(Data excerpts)
§
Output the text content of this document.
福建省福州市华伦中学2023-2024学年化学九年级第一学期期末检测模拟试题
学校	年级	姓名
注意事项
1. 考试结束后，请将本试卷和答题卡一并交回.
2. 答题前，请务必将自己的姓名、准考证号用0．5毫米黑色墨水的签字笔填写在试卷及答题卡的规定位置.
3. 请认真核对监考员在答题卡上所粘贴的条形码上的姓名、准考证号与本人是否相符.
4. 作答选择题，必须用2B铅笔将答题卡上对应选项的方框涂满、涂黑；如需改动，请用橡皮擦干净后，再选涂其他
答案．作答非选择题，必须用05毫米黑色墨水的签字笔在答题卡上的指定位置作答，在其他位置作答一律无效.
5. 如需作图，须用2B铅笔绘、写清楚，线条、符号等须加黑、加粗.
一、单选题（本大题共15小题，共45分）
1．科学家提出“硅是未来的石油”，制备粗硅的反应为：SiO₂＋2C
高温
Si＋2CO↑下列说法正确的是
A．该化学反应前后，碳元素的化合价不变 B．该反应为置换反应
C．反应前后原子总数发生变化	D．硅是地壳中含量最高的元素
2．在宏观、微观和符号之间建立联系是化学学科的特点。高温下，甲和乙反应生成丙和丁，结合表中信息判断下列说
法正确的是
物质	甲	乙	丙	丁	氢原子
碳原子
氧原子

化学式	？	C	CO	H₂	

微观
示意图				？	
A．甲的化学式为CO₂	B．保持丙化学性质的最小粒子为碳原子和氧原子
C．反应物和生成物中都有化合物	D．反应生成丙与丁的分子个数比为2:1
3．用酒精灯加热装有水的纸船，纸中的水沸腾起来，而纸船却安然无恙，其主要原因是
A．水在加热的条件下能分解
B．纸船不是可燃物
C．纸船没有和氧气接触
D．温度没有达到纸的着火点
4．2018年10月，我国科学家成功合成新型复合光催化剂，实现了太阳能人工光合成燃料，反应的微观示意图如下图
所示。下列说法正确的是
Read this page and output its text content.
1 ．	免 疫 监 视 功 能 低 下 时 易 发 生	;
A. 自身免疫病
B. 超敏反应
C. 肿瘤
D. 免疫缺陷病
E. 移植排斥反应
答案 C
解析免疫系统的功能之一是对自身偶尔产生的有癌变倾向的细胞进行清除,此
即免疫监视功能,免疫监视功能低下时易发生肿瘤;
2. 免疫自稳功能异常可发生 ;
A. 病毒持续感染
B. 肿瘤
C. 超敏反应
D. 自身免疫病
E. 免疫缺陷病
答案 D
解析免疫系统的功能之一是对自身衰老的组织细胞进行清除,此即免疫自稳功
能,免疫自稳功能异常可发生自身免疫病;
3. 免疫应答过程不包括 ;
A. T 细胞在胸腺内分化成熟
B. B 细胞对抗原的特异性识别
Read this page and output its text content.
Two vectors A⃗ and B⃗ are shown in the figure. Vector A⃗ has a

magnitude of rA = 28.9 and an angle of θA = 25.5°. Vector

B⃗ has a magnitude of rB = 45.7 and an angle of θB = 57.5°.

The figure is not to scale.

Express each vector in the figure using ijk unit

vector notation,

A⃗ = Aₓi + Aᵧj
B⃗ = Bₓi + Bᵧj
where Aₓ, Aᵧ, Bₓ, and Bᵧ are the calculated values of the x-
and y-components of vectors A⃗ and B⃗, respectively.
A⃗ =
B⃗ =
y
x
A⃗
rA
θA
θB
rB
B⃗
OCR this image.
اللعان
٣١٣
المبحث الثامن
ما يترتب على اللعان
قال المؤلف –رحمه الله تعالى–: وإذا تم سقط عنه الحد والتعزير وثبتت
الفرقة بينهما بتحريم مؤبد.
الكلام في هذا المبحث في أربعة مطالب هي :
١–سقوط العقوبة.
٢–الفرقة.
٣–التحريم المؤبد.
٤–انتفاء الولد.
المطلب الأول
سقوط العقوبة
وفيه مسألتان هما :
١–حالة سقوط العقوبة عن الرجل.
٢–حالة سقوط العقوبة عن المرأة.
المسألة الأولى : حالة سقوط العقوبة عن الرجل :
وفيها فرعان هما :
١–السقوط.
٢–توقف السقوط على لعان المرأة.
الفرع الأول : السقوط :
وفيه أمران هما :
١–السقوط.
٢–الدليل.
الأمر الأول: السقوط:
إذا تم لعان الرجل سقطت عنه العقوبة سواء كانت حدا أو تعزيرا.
§
▶ _WORK TO DO_: Search the records for the word "vectors", then list every line that has it.

▶ _FINAL RESULT_:
Two vectors A⃗ and B⃗ are shown in the figure. Vector A⃗ has a
and y-components of vectors A⃗ and B⃗, respectively.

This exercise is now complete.